> _Supplied material_:
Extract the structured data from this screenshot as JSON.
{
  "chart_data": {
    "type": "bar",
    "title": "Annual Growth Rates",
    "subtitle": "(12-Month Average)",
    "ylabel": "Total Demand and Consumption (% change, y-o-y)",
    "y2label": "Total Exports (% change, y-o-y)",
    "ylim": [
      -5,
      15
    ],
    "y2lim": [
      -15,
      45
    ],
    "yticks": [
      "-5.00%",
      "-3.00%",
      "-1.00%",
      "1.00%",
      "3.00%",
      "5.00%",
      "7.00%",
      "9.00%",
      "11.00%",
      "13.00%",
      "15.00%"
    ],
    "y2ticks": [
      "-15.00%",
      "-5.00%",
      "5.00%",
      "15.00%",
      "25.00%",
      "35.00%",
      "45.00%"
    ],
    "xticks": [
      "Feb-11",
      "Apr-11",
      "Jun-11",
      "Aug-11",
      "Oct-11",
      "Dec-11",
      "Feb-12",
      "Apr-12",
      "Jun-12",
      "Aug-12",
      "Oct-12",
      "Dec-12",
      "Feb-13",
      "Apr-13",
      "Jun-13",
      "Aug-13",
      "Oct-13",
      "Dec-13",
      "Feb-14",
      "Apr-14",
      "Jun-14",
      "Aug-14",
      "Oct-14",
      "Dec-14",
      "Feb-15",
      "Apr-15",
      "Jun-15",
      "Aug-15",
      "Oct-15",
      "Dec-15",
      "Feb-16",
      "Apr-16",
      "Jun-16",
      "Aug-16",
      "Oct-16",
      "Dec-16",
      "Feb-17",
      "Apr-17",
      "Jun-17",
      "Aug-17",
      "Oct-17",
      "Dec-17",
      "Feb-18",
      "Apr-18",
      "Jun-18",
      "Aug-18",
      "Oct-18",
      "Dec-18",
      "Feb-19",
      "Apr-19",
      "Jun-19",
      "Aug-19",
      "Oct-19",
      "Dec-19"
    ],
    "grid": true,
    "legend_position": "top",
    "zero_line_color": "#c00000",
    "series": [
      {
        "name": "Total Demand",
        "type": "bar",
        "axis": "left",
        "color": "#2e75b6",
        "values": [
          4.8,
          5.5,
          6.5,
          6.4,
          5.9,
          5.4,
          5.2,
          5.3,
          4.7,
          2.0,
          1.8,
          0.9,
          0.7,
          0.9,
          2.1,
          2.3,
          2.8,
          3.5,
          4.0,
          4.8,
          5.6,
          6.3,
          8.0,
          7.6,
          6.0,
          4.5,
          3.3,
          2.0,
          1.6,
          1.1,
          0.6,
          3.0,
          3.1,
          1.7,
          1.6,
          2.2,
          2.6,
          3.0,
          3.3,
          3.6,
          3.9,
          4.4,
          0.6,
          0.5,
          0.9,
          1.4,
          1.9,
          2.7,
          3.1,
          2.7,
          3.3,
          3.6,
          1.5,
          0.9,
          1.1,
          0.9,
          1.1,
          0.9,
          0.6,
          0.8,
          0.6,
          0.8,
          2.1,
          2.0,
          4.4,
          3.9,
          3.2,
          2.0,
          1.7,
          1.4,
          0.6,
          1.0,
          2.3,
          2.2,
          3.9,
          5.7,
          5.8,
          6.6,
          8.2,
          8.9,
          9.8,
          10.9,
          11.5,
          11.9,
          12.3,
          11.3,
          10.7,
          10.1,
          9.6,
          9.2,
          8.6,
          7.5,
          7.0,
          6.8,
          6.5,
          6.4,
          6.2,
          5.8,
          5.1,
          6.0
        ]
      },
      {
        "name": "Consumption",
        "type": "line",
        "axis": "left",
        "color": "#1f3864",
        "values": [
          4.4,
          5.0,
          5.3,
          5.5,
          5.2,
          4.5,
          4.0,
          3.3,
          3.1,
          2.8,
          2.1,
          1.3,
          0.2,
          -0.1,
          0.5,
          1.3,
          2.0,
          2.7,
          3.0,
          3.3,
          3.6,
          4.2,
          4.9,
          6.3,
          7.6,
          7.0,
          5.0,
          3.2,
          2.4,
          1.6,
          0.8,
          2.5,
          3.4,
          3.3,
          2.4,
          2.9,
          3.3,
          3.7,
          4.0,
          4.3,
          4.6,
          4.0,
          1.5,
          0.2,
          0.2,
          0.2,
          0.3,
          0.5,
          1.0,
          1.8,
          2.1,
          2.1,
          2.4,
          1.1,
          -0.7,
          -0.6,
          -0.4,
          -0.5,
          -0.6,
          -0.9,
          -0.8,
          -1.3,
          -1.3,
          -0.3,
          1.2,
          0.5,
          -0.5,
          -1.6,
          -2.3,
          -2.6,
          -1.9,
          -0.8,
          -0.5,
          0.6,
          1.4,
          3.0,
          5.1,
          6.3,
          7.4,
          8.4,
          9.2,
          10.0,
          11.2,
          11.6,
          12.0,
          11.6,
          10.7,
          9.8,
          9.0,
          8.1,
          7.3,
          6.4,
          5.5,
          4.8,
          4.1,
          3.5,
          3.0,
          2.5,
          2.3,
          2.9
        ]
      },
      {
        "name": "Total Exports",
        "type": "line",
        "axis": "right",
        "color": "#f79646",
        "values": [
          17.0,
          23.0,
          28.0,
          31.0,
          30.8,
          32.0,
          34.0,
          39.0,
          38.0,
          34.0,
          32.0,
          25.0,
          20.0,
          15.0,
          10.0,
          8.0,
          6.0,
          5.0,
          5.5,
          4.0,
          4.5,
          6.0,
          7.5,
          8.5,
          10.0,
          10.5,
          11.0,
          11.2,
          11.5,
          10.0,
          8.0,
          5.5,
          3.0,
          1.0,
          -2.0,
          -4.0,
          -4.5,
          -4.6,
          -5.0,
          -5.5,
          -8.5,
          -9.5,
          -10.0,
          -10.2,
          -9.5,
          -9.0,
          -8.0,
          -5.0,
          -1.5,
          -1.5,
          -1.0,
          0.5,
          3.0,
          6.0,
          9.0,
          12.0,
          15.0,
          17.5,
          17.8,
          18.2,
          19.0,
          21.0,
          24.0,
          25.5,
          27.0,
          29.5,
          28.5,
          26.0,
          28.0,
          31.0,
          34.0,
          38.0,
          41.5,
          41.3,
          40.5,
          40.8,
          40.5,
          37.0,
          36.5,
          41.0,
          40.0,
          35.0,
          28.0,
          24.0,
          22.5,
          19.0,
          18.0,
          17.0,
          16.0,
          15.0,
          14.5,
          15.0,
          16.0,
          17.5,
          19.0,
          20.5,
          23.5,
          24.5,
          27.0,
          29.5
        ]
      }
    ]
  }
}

> _Aim of the exercise_:
Recopy the entries above in their entirety, exactly.

> _Response to the task_:
Extract the structured data from this screenshot as JSON.
{
  "chart_data": {
    "type": "bar",
    "title": "Annual Growth Rates",
    "subtitle": "(12-Month Average)",
    "ylabel": "Total Demand and Consumption (% change, y-o-y)",
    "y2label": "Total Exports (% change, y-o-y)",
    "ylim": [
      -5,
      15
    ],
    "y2lim": [
      -15,
      45
    ],
    "yticks": [
      "-5.00%",
      "-3.00%",
      "-1.00%",
      "1.00%",
      "3.00%",
      "5.00%",
      "7.00%",
      "9.00%",
      "11.00%",
      "13.00%",
      "15.00%"
    ],
    "y2ticks": [
      "-15.00%",
      "-5.00%",
      "5.00%",
      "15.00%",
      "25.00%",
      "35.00%",
      "45.00%"
    ],
    "xticks": [
      "Feb-11",
      "Apr-11",
      "Jun-11",
      "Aug-11",
      "Oct-11",
      "Dec-11",
      "Feb-12",
      "Apr-12",
      "Jun-12",
      "Aug-12",
      "Oct-12",
      "Dec-12",
      "Feb-13",
      "Apr-13",
      "Jun-13",
      "Aug-13",
      "Oct-13",
      "Dec-13",
      "Feb-14",
      "Apr-14",
      "Jun-14",
      "Aug-14",
      "Oct-14",
      "Dec-14",
      "Feb-15",
      "Apr-15",
      "Jun-15",
      "Aug-15",
      "Oct-15",
      "Dec-15",
      "Feb-16",
      "Apr-16",
      "Jun-16",
      "Aug-16",
      "Oct-16",
      "Dec-16",
      "Feb-17",
      "Apr-17",
      "Jun-17",
      "Aug-17",
      "Oct-17",
      "Dec-17",
      "Feb-18",
      "Apr-18",
      "Jun-18",
      "Aug-18",
      "Oct-18",
      "Dec-18",
      "Feb-19",
      "Apr-19",
      "Jun-19",
      "Aug-19",
      "Oct-19",
      "Dec-19"
    ],
    "grid": true,
    "legend_position": "top",
    "zero_line_color": "#c00000",
    "series": [
      {
        "name": "Total Demand",
        "type": "bar",
        "axis": "left",
        "color": "#2e75b6",
        "values": [
          4.8,
          5.5,
          6.5,
          6.4,
          5.9,
          5.4,
          5.2,
          5.3,
          4.7,
          2.0,
          1.8,
          0.9,
          0.7,
          0.9,
          2.1,
          2.3,
          2.8,
          3.5,
          4.0,
          4.8,
          5.6,
          6.3,
          8.0,
          7.6,
          6.0,
          4.5,
          3.3,
          2.0,
          1.6,
          1.1,
          0.6,
          3.0,
          3.1,
          1.7,
          1.6,
          2.2,
          2.6,
          3.0,
          3.3,
          3.6,
          3.9,
          4.4,
          0.6,
          0.5,
          0.9,
          1.4,
          1.9,
          2.7,
          3.1,
          2.7,
          3.3,
          3.6,
          1.5,
          0.9,
          1.1,
          0.9,
          1.1,
          0.9,
          0.6,
          0.8,
          0.6,
          0.8,
          2.1,
          2.0,
          4.4,
          3.9,
          3.2,
          2.0,
          1.7,
          1.4,
          0.6,
          1.0,
          2.3,
          2.2,
          3.9,
          5.7,
          5.8,
          6.6,
          8.2,
          8.9,
          9.8,
          10.9,
          11.5,
          11.9,
          12.3,
          11.3,
          10.7,
          10.1,
          9.6,
          9.2,
          8.6,
          7.5,
          7.0,
          6.8,
          6.5,
          6.4,
          6.2,
          5.8,
          5.1,
          6.0
        ]
      },
      {
        "name": "Consumption",
        "type": "line",
        "axis": "left",
        "color": "#1f3864",
        "values": [
          4.4,
          5.0,
          5.3,
          5.5,
          5.2,
          4.5,
          4.0,
          3.3,
          3.1,
          2.8,
          2.1,
          1.3,
          0.2,
          -0.1,
          0.5,
          1.3,
          2.0,
          2.7,
          3.0,
          3.3,
          3.6,
          4.2,
          4.9,
          6.3,
          7.6,
          7.0,
          5.0,
          3.2,
          2.4,
          1.6,
          0.8,
          2.5,
          3.4,
          3.3,
          2.4,
          2.9,
          3.3,
          3.7,
          4.0,
          4.3,
          4.6,
          4.0,
          1.5,
          0.2,
          0.2,
          0.2,
          0.3,
          0.5,
          1.0,
          1.8,
          2.1,
          2.1,
          2.4,
          1.1,
          -0.7,
          -0.6,
          -0.4,
          -0.5,
          -0.6,
          -0.9,
          -0.8,
          -1.3,
          -1.3,
          -0.3,
          1.2,
          0.5,
          -0.5,
          -1.6,
          -2.3,
          -2.6,
          -1.9,
          -0.8,
          -0.5,
          0.6,
          1.4,
          3.0,
          5.1,
          6.3,
          7.4,
          8.4,
          9.2,
          10.0,
          11.2,
          11.6,
          12.0,
          11.6,
          10.7,
          9.8,
          9.0,
          8.1,
          7.3,
          6.4,
          5.5,
          4.8,
          4.1,
          3.5,
          3.0,
          2.5,
          2.3,
          2.9
        ]
      },
      {
        "name": "Total Exports",
        "type": "line",
        "axis": "right",
        "color": "#f79646",
        "values": [
          17.0,
          23.0,
          28.0,
          31.0,
          30.8,
          32.0,
          34.0,
          39.0,
          38.0,
          34.0,
          32.0,
          25.0,
          20.0,
          15.0,
          10.0,
          8.0,
          6.0,
          5.0,
          5.5,
          4.0,
          4.5,
          6.0,
          7.5,
          8.5,
          10.0,
          10.5,
          11.0,
          11.2,
          11.5,
          10.0,
          8.0,
          5.5,
          3.0,
          1.0,
          -2.0,
          -4.0,
          -4.5,
          -4.6,
          -5.0,
          -5.5,
          -8.5,
          -9.5,
          -10.0,
          -10.2,
          -9.5,
          -9.0,
          -8.0,
          -5.0,
          -1.5,
          -1.5,
          -1.0,
          0.5,
          3.0,
          6.0,
          9.0,
          12.0,
          15.0,
          17.5,
          17.8,
          18.2,
          19.0,
          21.0,
          24.0,
          25.5,
          27.0,
          29.5,
          28.5,
          26.0,
          28.0,
          31.0,
          34.0,
          38.0,
          41.5,
          41.3,
          40.5,
          40.8,
          40.5,
          37.0,
          36.5,
          41.0,
          40.0,
          35.0,
          28.0,
          24.0,
          22.5,
          19.0,
          18.0,
          17.0,
          16.0,
          15.0,
          14.5,
          15.0,
          16.0,
          17.5,
          19.0,
          20.5,
          23.5,
          24.5,
          27.0,
          29.5
        ]
      }
    ]
  }
}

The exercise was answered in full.